# Given request:
Exactly as they appear, output all of the records. Skip any images.

Recorded data
╔══

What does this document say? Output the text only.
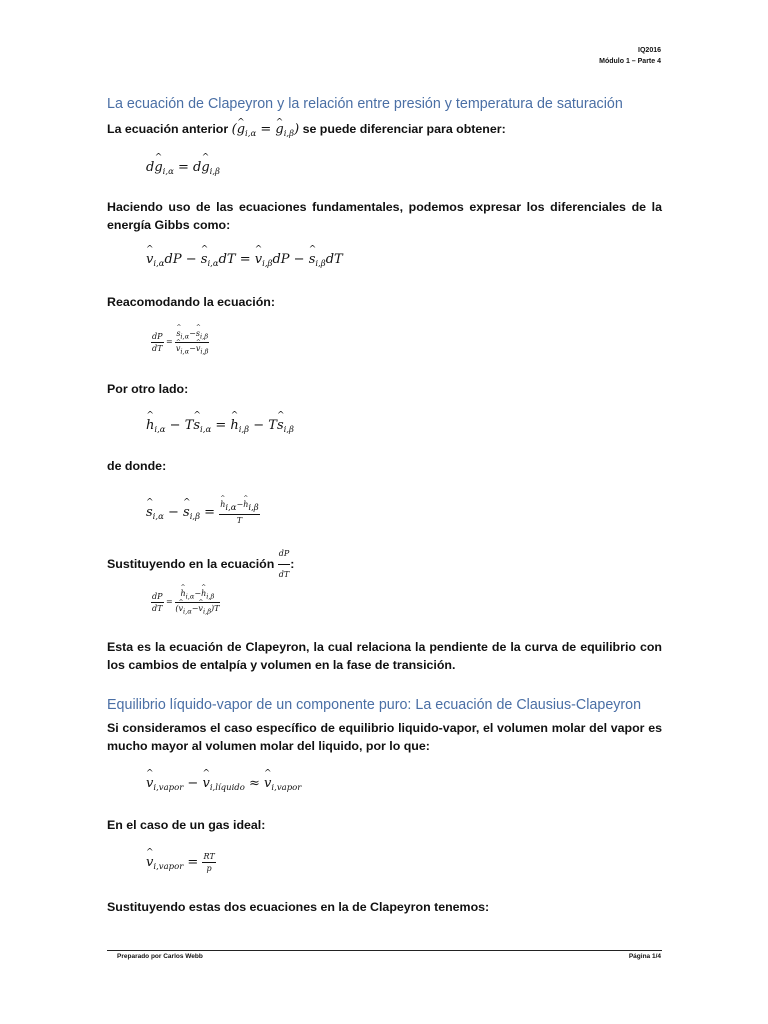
IQ2016
Módulo 1 – Parte 4
La ecuación de Clapeyron y la relación entre presión y temperatura de saturación
La ecuación anterior (^ $g_{i,\alpha}$ = ^ $g_{i,\beta}$) se puede diferenciar para obtener:
d^ $g_{i,\alpha}$ = d^ $g_{i,\beta}$
Haciendo uso de las ecuaciones fundamentales, podemos expresar los diferenciales de la energía Gibbs como:
^ $v_{i,\alpha}dP$ − ^ $s_{i,\alpha}dT$ = ^ $v_{i,\beta}dP$ − ^ $s_{i,\beta}dT$
Reacomodando la ecuación:
$\frac{dP}{dT}$ = ^ $s_{i,\alpha}-\^{}$ $s_{i,\beta}$
^ $v_{i,\alpha}-\^{}$ $v_{i,\beta}$
Por otro lado:
^ $h_{i,\alpha}$ − T^ $s_{i,\alpha}$ = ^ $h_{i,\beta}$ − T^ $s_{i,\beta}$
de donde:
^ $s_{i,\alpha}$ − ^ $s_{i,\beta}$ = ^ $\frac{h_{i,\alpha}-\^{} h_{i,\beta}}{T}$
Sustituyendo en la ecuación $\frac{dP}{dT}$ :
$\frac{dP}{dT}$ = ^ $\frac{h_{i,\alpha}-\^{} h_{i,\beta}}{(\^{} v_{i,\alpha}-\^{} v_{i,\beta})T}$
Esta es la ecuación de Clapeyron, la cual relaciona la pendiente de la curva de equilibrio con los cambios de entalpía y volumen en la fase de transición.
Equilibrio líquido-vapor de un componente puro: La ecuación de Clausius-Clapeyron
Si consideramos el caso específico de equilibrio liquido-vapor, el volumen molar del vapor es mucho mayor al volumen molar del liquido, por lo que:
^ $v_{i,vapor}$ − ^ $v_{i,líquido}$ ≈ ^ $v_{i,vapor}$
En el caso de un gas ideal:
^ $v_{i,vapor} = \frac{RT}{p}$
Sustituyendo estas dos ecuaciones en la de Clapeyron tenemos:
Preparado por Carlos Webb	Página 1/4
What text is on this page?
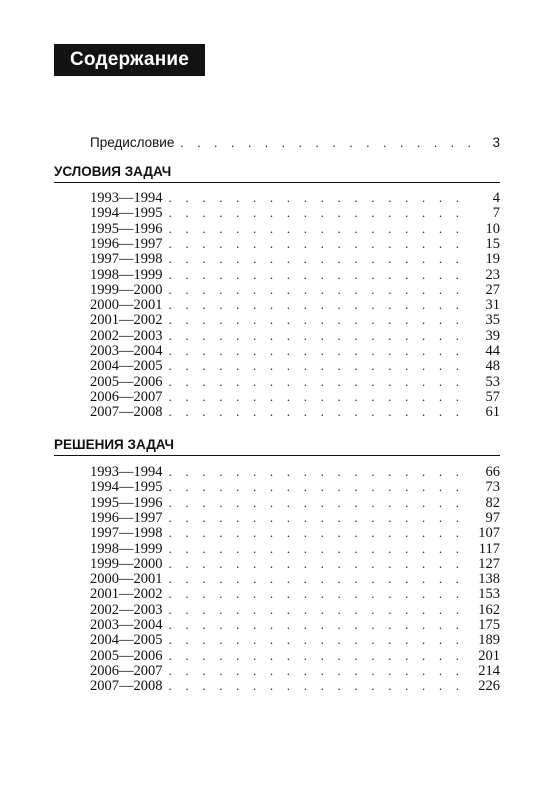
Содержание
Предисловие . . .	3
УСЛОВИЯ ЗАДАЧ
1993—1994 . . .	4
1994—1995 . . .	7
1995—1996 . . .	10
1996—1997 . . .	15
1997—1998 . . .	19
1998—1999 . . .	23
1999—2000 . . .	27
2000—2001 . . .	31
2001—2002 . . .	35
2002—2003 . . .	39
2003—2004 . . .	44
2004—2005 . . .	48
2005—2006 . . .	53
2006—2007 . . .	57
2007—2008 . . .	61
РЕШЕНИЯ ЗАДАЧ
1993—1994 . . .	66
1994—1995 . . .	73
1995—1996 . . .	82
1996—1997 . . .	97
1997—1998 . . .	107
1998—1999 . . .	117
1999—2000 . . .	127
2000—2001 . . .	138
2001—2002 . . .	153
2002—2003 . . .	162
2003—2004 . . .	175
2004—2005 . . .	189
2005—2006 . . .	201
2006—2007 . . .	214
2007—2008 . . .	226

╚══

# Answer in full:
What does this document say? Output the text only.
IQ2016
Módulo 1 – Parte 4
La ecuación de Clapeyron y la relación entre presión y temperatura de saturación
La ecuación anterior (^ $g_{i,\alpha}$ = ^ $g_{i,\beta}$) se puede diferenciar para obtener:
d^ $g_{i,\alpha}$ = d^ $g_{i,\beta}$
Haciendo uso de las ecuaciones fundamentales, podemos expresar los diferenciales de la energía Gibbs como:
^ $v_{i,\alpha}dP$ − ^ $s_{i,\alpha}dT$ = ^ $v_{i,\beta}dP$ − ^ $s_{i,\beta}dT$
Reacomodando la ecuación:
$\frac{dP}{dT}$ = ^ $s_{i,\alpha}-\^{}$ $s_{i,\beta}$
^ $v_{i,\alpha}-\^{}$ $v_{i,\beta}$
Por otro lado:
^ $h_{i,\alpha}$ − T^ $s_{i,\alpha}$ = ^ $h_{i,\beta}$ − T^ $s_{i,\beta}$
de donde:
^ $s_{i,\alpha}$ − ^ $s_{i,\beta}$ = ^ $\frac{h_{i,\alpha}-\^{} h_{i,\beta}}{T}$
Sustituyendo en la ecuación $\frac{dP}{dT}$ :
$\frac{dP}{dT}$ = ^ $\frac{h_{i,\alpha}-\^{} h_{i,\beta}}{(\^{} v_{i,\alpha}-\^{} v_{i,\beta})T}$
Esta es la ecuación de Clapeyron, la cual relaciona la pendiente de la curva de equilibrio con los cambios de entalpía y volumen en la fase de transición.
Equilibrio líquido-vapor de un componente puro: La ecuación de Clausius-Clapeyron
Si consideramos el caso específico de equilibrio liquido-vapor, el volumen molar del vapor es mucho mayor al volumen molar del liquido, por lo que:
^ $v_{i,vapor}$ − ^ $v_{i,líquido}$ ≈ ^ $v_{i,vapor}$
En el caso de un gas ideal:
^ $v_{i,vapor} = \frac{RT}{p}$
Sustituyendo estas dos ecuaciones en la de Clapeyron tenemos:
Preparado por Carlos Webb	Página 1/4
What text is on this page?
Содержание
Предисловие . . .	3
УСЛОВИЯ ЗАДАЧ
1993—1994 . . .	4
1994—1995 . . .	7
1995—1996 . . .	10
1996—1997 . . .	15
1997—1998 . . .	19
1998—1999 . . .	23
1999—2000 . . .	27
2000—2001 . . .	31
2001—2002 . . .	35
2002—2003 . . .	39
2003—2004 . . .	44
2004—2005 . . .	48
2005—2006 . . .	53
2006—2007 . . .	57
2007—2008 . . .	61
РЕШЕНИЯ ЗАДАЧ
1993—1994 . . .	66
1994—1995 . . .	73
1995—1996 . . .	82
1996—1997 . . .	97
1997—1998 . . .	107
1998—1999 . . .	117
1999—2000 . . .	127
2000—2001 . . .	138
2001—2002 . . .	153
2002—2003 . . .	162
2003—2004 . . .	175
2004—2005 . . .	189
2005—2006 . . .	201
2006—2007 . . .	214
2007—2008 . . .	226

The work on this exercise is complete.